### Fragmento
######
Más
que como un invitado inoportuno –el típico cretino con gafas de
opositor enchufado, barba entrecana digna de los piojos de aquel otro
mandatario hispano (según el poema de Verlaine) que moría en El
Escorial, y palabra solo un poco más huera que embustera–,
la recesión ha visitado a la familia como un psicópata avezado,
tipo estrangulador de Boston o aquel otro de "Frenesí".
Con
mi hermano y el cuñado en paro, por falta de audiencia, a mi hermana
y a mi progenitora acaban de arrebatarles sus micrófonos del
programa de radio. No sé si recordáis que mi madre, perspicaz en
escudriñar el futuro, recibía llamadas de oyentes que querían
conocer las carambolas de su destino. Pero hoy en día las cartas del
tarot están marcadas. En esta coyuntura ningún parado necesita que
le digan que no va a encontrar trabajo, y no resultan verosímiles
las predicciones optimistas –las más comerciales y por ende
falsas, aquéllas que le exigía el director de emisiones–.
Por si fuera poco, desengañada de sus escuálidos ingresos, la
consorte ha dimitido de su trabajo de modelo, ya que ni siquiera
recibía las clásicas proposiciones del oficio.
######
### Datos aportados
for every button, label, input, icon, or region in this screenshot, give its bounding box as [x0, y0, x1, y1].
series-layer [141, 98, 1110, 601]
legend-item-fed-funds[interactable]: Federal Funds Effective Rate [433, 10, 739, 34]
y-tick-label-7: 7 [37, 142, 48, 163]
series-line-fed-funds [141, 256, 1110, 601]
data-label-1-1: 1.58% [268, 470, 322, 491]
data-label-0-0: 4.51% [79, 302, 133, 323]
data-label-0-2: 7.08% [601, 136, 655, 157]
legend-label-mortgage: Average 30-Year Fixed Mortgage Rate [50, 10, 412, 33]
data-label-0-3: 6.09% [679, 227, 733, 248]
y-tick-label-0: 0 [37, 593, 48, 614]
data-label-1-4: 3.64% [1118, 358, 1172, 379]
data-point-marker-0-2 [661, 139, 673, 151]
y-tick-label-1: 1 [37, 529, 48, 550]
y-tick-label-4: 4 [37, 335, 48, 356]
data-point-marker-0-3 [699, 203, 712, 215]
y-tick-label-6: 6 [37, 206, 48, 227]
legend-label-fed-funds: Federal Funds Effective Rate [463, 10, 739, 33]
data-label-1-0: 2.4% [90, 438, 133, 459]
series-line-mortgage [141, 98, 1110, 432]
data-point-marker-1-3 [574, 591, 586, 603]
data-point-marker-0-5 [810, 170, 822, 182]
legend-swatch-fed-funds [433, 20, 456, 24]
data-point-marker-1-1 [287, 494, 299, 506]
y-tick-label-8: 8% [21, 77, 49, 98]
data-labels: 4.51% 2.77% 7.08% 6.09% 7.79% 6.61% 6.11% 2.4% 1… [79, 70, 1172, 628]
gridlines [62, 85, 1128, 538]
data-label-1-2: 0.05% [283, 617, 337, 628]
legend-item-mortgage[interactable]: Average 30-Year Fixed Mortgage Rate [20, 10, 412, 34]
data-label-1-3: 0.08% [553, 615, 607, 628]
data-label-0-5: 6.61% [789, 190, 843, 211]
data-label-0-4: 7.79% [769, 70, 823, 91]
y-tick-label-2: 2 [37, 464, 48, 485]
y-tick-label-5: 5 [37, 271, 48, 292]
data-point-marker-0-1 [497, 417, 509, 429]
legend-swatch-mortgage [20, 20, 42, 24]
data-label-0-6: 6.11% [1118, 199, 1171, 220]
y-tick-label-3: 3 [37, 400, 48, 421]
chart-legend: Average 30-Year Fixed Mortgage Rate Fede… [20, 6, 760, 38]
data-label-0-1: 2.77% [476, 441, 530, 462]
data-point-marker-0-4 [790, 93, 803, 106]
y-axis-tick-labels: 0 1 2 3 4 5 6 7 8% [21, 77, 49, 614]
######
### Consigna 1
Enumera, por favor, todos los miembros de la familia que se mencionan en el fragmento sobre la recesión.
### Consigna 2
Copia del fragmento sobre la recesión todo lo que va desde "Por si fuera" hasta "proposiciones del oficio." y sustituye "consorte" por "esposa".
### Consigna 3
Continúa el fragmento sobre la recesión a partir de su última frase.

### Respuesta 1
- mi hermano
- el cuñado
- mi hermana
- mi madre
- la consorte

### Respuesta 2
Por si fuera poco, desengañada de sus escuálidos ingresos, la
esposa ha dimitido de su trabajo de modelo, ya que ni siquiera
recibía las clásicas proposiciones del oficio.

### Respuesta 3
Y
en cuanto a mi contexto laboral, me encuentro al umbral de la oficina
del INEM: me han nombrado director de la sucursal, el cargo más
miserable de este mundo en crisis. Con el mismo sueldo pírrico y
mutadas las comisiones en penalizaciones por crédito concedido,
ocupo un sillón tan basculante e inseguro que cualquier día me
desplomaré al suelo. Por no hablar que esta oficina es un auténtico
vestíbulo del paro: quedamos cuatro de los dieciocho que éramos
hace cinco años.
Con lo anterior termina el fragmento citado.